━━ Reading passage ━━

I have tried re-ordering the table to have the latest years as the first entries in the data with no effect.
I thought that maybe it was happening because I used a view to filter my data, but the filter is not reordering the items with the older ones first (so that shouldn't impact how it is displayed).
I do not want to filter out data since I use transparency to display all points. Here is some sample code that displays the same problem:
function drawVisualization() {
var data = new google.visualization.DataTable();
data.addColumn('number', 'Latitude');
data.addColumn('number', 'Longitude');
data.addColumn('number', 'Color');
data.addColumn('number', 'Output (MW)');
data.addRows([
[35, 135, 2, 334],
[35, 135, 1, 100],
[35.1, 135.1, 1, 100],
[35.1, 135, 1, 100],
[35, 135.1, 1, 100],
[34.9, 134.9, 1, 100],
[34.9, 135, 1, 100],
[35, 135.1, 1, 100],
]);
var geochart = new google.visualization.GeoChart(
document.getElementById('visualization'));
geochart.draw(data, {
colorAxis: {
'minValue': 1,
'maxValue': 2,
'values': [1, 2],
'colors': ['black','red'],
},
'markerOpacity': 0.5,
'region': 'JP'
});
}
I can change the values in column 2 or 3 (0-indexed), or I can change the order of the entries in to the data table, but I keep getting the same result. I have a feeling it always sticks bigger sized values in the back so you can still see the little values, but I'm wondering if there is any authoritative reference on it, or any way to get around it.

━━━
━━ Entries provided ━━

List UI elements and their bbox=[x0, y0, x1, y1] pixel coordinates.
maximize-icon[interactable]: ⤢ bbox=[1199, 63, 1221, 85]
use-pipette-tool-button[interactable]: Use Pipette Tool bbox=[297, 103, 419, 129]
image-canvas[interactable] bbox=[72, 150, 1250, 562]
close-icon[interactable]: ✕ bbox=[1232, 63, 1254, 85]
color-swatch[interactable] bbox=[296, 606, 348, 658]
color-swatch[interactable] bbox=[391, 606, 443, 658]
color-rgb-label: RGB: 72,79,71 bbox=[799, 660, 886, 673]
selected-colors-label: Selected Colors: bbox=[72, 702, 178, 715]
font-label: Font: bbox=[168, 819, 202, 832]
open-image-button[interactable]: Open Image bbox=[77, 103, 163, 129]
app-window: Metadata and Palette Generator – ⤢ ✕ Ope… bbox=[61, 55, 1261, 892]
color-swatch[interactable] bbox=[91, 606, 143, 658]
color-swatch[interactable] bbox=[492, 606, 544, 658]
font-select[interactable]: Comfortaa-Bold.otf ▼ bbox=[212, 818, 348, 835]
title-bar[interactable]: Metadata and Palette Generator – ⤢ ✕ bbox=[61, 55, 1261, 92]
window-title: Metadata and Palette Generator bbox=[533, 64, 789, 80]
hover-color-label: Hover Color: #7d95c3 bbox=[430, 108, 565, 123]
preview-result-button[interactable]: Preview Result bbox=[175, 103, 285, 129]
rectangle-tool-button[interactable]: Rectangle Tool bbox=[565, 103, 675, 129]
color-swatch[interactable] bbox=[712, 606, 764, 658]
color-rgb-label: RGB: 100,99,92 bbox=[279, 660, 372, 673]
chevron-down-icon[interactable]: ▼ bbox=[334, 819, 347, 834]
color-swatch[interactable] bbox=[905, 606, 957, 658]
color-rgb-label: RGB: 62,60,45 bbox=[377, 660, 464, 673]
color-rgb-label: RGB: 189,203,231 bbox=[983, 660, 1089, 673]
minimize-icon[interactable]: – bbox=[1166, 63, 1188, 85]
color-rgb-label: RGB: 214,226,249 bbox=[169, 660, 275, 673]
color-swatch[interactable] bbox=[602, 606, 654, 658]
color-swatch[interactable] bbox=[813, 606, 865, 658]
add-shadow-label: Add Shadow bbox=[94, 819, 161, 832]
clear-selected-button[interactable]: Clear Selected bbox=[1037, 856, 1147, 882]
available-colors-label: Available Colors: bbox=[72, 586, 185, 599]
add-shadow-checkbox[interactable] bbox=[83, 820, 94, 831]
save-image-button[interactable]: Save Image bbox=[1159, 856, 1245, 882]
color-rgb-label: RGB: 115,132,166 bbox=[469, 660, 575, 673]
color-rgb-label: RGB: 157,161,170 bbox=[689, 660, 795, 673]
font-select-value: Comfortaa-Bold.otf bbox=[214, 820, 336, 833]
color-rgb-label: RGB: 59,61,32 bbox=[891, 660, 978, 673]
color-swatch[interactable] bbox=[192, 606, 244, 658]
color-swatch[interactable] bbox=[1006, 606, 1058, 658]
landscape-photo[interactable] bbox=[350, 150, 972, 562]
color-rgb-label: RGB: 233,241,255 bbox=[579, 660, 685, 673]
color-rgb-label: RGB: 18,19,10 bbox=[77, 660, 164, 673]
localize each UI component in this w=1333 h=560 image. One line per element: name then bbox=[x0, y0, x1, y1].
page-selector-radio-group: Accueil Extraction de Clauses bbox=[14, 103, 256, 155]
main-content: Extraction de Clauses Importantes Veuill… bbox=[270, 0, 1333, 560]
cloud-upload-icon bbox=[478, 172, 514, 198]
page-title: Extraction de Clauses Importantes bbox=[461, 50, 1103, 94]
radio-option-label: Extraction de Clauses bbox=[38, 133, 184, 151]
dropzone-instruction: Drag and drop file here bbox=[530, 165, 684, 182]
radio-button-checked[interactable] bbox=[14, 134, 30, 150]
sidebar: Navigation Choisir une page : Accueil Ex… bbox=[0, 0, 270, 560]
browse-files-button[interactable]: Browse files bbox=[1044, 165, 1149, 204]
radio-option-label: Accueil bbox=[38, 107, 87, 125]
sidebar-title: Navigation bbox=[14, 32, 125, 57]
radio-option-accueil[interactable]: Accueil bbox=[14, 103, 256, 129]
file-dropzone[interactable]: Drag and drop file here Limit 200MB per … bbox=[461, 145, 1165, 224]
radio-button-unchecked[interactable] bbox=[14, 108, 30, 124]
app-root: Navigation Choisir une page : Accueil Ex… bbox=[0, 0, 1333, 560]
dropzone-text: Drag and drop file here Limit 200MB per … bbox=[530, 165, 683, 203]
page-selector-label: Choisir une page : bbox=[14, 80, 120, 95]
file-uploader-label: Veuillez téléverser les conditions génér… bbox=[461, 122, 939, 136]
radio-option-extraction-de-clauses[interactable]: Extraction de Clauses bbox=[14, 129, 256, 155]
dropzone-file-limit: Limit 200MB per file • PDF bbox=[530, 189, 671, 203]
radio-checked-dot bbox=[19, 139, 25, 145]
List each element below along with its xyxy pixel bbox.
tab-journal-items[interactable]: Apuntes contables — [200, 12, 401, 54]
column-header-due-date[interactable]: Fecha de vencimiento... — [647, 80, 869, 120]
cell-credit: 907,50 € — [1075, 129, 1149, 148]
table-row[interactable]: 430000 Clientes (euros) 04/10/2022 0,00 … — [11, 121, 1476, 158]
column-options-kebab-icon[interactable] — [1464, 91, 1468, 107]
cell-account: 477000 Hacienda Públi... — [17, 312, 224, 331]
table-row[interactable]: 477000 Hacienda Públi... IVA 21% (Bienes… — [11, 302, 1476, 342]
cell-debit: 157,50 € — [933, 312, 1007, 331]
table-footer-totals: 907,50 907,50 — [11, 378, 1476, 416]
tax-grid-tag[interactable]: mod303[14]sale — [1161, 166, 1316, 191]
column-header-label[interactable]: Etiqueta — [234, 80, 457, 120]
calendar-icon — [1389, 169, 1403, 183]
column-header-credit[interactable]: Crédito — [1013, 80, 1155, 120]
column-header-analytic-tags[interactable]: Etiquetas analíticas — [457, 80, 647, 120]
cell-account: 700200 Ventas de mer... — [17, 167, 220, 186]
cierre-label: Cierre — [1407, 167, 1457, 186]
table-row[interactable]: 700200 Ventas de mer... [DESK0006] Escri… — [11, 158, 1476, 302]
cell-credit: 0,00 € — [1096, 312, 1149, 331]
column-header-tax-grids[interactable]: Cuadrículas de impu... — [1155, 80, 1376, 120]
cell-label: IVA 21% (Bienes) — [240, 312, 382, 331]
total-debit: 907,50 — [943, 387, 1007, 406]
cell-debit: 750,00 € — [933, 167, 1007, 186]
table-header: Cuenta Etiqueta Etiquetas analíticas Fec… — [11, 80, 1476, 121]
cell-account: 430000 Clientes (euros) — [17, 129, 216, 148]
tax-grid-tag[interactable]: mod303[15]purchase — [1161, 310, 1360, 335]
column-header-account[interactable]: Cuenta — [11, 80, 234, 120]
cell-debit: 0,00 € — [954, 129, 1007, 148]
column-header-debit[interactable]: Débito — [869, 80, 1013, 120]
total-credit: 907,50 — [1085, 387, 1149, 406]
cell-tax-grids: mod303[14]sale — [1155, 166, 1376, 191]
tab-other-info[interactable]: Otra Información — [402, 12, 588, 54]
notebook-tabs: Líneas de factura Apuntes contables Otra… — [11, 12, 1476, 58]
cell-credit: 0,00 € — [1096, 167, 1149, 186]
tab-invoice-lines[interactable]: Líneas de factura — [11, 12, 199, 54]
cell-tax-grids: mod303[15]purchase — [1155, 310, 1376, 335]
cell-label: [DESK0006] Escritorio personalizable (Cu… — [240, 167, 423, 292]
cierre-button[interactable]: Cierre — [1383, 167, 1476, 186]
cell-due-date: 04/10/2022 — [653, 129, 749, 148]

━━━

_Problem set_:
1. From the GeoChart post, reproduce the section starting with "I have tried" and going on through "it is displayed).".
2. List every column label that the GeoChart post's sample code adds to the DataTable.
3. Answer these questions from the GeoChart post:
(a) What value is given for 'markerOpacity' in the sample code?
(b) Which region is set for the chart?
(c) What does the writer say they use to display all points?

_Responses per task_:
1.
I have tried re-ordering the table to have the latest years as the first entries in the data with no effect.
I thought that maybe it was happening because I used a view to filter my data, but the filter is not reordering the items with the older ones first (so that shouldn't impact how it is displayed).

2.
Latitude
Longitude
Color
Output (MW)

3.
(a) 0.5
(b) 'JP'
(c) Transparency